_SET EXERCISE_
Copy the rows below verbatim, from the line containing "x-axis-label-variety-prefix: сорту xyxy=(298,973,376,1006)" through the line containing "bar-6 xyxy=(280,228,460,264)", including both.

Layout dataset entries
start
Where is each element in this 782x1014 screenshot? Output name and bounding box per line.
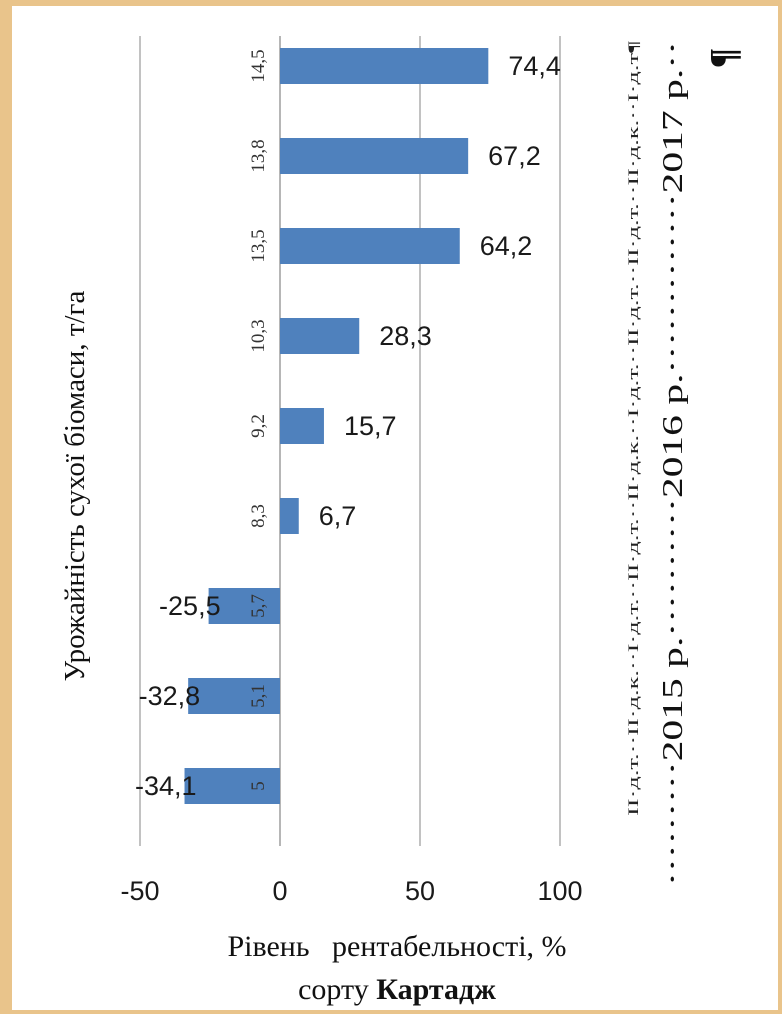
x-axis-label-variety-prefix: сорту xyxy=(298,973,376,1006)
data-label-1: -32,8 xyxy=(139,681,201,711)
category-label-6: 13,5 xyxy=(248,229,269,262)
category-label-4: 9,2 xyxy=(248,414,269,438)
bar-6 xyxy=(280,228,460,264)
category-labels: 5 5,1 5,7 8,3 9,2 10,3 13,5 13,8 14,5 xyxy=(248,49,269,790)
data-label-2: -25,5 xyxy=(159,591,221,621)
pilcrow-mark: ¶ xyxy=(703,48,745,69)
data-label-4: 15,7 xyxy=(344,411,397,441)
category-label-3: 8,3 xyxy=(248,504,269,528)
data-label-0: -34,1 xyxy=(135,771,197,801)
bar-3 xyxy=(280,498,299,534)
bars xyxy=(184,48,489,804)
bar-1 xyxy=(188,678,280,714)
bar-4 xyxy=(280,408,324,444)
bar-8 xyxy=(280,48,489,84)
x-axis-label-variety: сорту Картадж xyxy=(298,973,496,1006)
x-axis-label: Рівень рентабельності, % xyxy=(227,930,566,963)
bar-0 xyxy=(184,768,280,804)
category-label-1: 5,1 xyxy=(248,684,269,708)
x-tick-label-2: 50 xyxy=(405,876,435,906)
x-tick-label-0: -50 xyxy=(120,876,159,906)
right-year-labels: ·········2015 р.··········2016 р.·······… xyxy=(657,41,689,886)
bar-2 xyxy=(208,588,280,624)
data-label-6: 64,2 xyxy=(480,231,533,261)
x-axis-label-variety-name: Картадж xyxy=(376,973,496,1006)
slide-background: 5 5,1 5,7 8,3 9,2 10,3 13,5 13,8 14,5 -34,1 -32,8… xyxy=(12,6,778,1010)
category-label-2: 5,7 xyxy=(248,594,269,618)
bar-chart: 5 5,1 5,7 8,3 9,2 10,3 13,5 13,8 14,5 -34,1 -32,8… xyxy=(59,36,745,1006)
data-label-5: 28,3 xyxy=(379,321,432,351)
x-tick-labels: -50 0 50 100 xyxy=(120,876,582,906)
data-labels: -34,1 -32,8 -25,5 6,7 15,7 28,3 64,2 67,2 74,4 xyxy=(135,51,561,801)
category-label-7: 13,8 xyxy=(248,139,269,172)
category-label-0: 5 xyxy=(248,781,269,791)
right-treatment-labels: ІІ·д.т.··ІІ·д.к.··І·д.т.··ІІ·д.т.··ІІ·д.… xyxy=(626,41,642,816)
x-tick-label-1: 0 xyxy=(272,876,287,906)
category-label-8: 14,5 xyxy=(248,49,269,82)
data-label-8: 74,4 xyxy=(508,51,561,81)
bar-7 xyxy=(280,138,469,174)
data-label-7: 67,2 xyxy=(488,141,541,171)
x-tick-label-3: 100 xyxy=(537,876,582,906)
data-label-3: 6,7 xyxy=(319,501,357,531)
category-label-5: 10,3 xyxy=(248,319,269,352)
y-axis-label: Урожайність сухої біомаси, т/га xyxy=(59,291,91,682)
bar-5 xyxy=(280,318,360,354)
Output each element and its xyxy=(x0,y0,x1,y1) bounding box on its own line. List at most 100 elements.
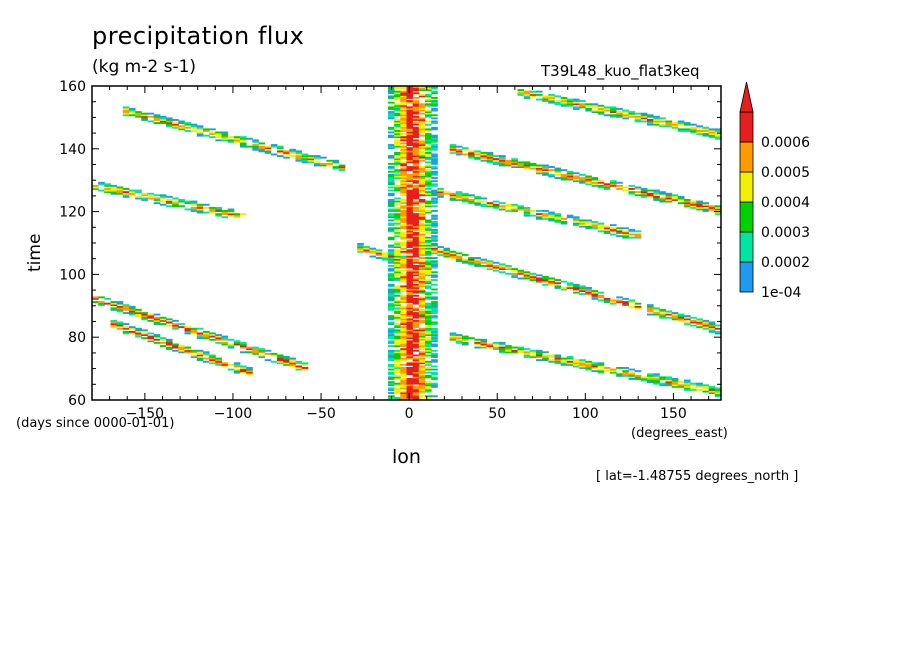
end
_FINAL ANSWER_
x-axis-label-variety-prefix: сорту xyxy=(298,973,376,1006)
data-label-1: -32,8 xyxy=(139,681,201,711)
category-label-6: 13,5 xyxy=(248,229,269,262)
category-label-4: 9,2 xyxy=(248,414,269,438)
bar-6 xyxy=(280,228,460,264)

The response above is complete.